Print each line exactly as it is given.
——————
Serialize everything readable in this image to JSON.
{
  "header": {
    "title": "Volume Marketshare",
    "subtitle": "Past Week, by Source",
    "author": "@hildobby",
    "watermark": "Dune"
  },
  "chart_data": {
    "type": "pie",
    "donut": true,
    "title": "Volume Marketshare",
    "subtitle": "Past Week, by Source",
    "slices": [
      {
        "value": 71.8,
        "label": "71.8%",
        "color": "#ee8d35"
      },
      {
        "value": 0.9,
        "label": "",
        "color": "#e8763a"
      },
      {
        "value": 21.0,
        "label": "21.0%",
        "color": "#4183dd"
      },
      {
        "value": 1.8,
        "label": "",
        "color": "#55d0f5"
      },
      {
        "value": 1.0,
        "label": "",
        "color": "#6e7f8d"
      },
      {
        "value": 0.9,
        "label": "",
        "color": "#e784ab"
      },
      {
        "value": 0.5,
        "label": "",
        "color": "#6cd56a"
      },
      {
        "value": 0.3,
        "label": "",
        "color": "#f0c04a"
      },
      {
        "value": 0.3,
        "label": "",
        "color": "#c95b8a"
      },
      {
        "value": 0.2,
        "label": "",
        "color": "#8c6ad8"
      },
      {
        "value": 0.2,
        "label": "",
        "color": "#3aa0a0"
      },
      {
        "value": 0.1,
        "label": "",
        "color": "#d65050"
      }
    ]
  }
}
——————
— CORRECT ANSWER —
Serialize everything readable in this image to JSON.
{
  "header": {
    "title": "Volume Marketshare",
    "subtitle": "Past Week, by Source",
    "author": "@hildobby",
    "watermark": "Dune"
  },
  "chart_data": {
    "type": "pie",
    "donut": true,
    "title": "Volume Marketshare",
    "subtitle": "Past Week, by Source",
    "slices": [
      {
        "value": 71.8,
        "label": "71.8%",
        "color": "#ee8d35"
      },
      {
        "value": 0.9,
        "label": "",
        "color": "#e8763a"
      },
      {
        "value": 21.0,
        "label": "21.0%",
        "color": "#4183dd"
      },
      {
        "value": 1.8,
        "label": "",
        "color": "#55d0f5"
      },
      {
        "value": 1.0,
        "label": "",
        "color": "#6e7f8d"
      },
      {
        "value": 0.9,
        "label": "",
        "color": "#e784ab"
      },
      {
        "value": 0.5,
        "label": "",
        "color": "#6cd56a"
      },
      {
        "value": 0.3,
        "label": "",
        "color": "#f0c04a"
      },
      {
        "value": 0.3,
        "label": "",
        "color": "#c95b8a"
      },
      {
        "value": 0.2,
        "label": "",
        "color": "#8c6ad8"
      },
      {
        "value": 0.2,
        "label": "",
        "color": "#3aa0a0"
      },
      {
        "value": 0.1,
        "label": "",
        "color": "#d65050"
      }
    ]
  }
}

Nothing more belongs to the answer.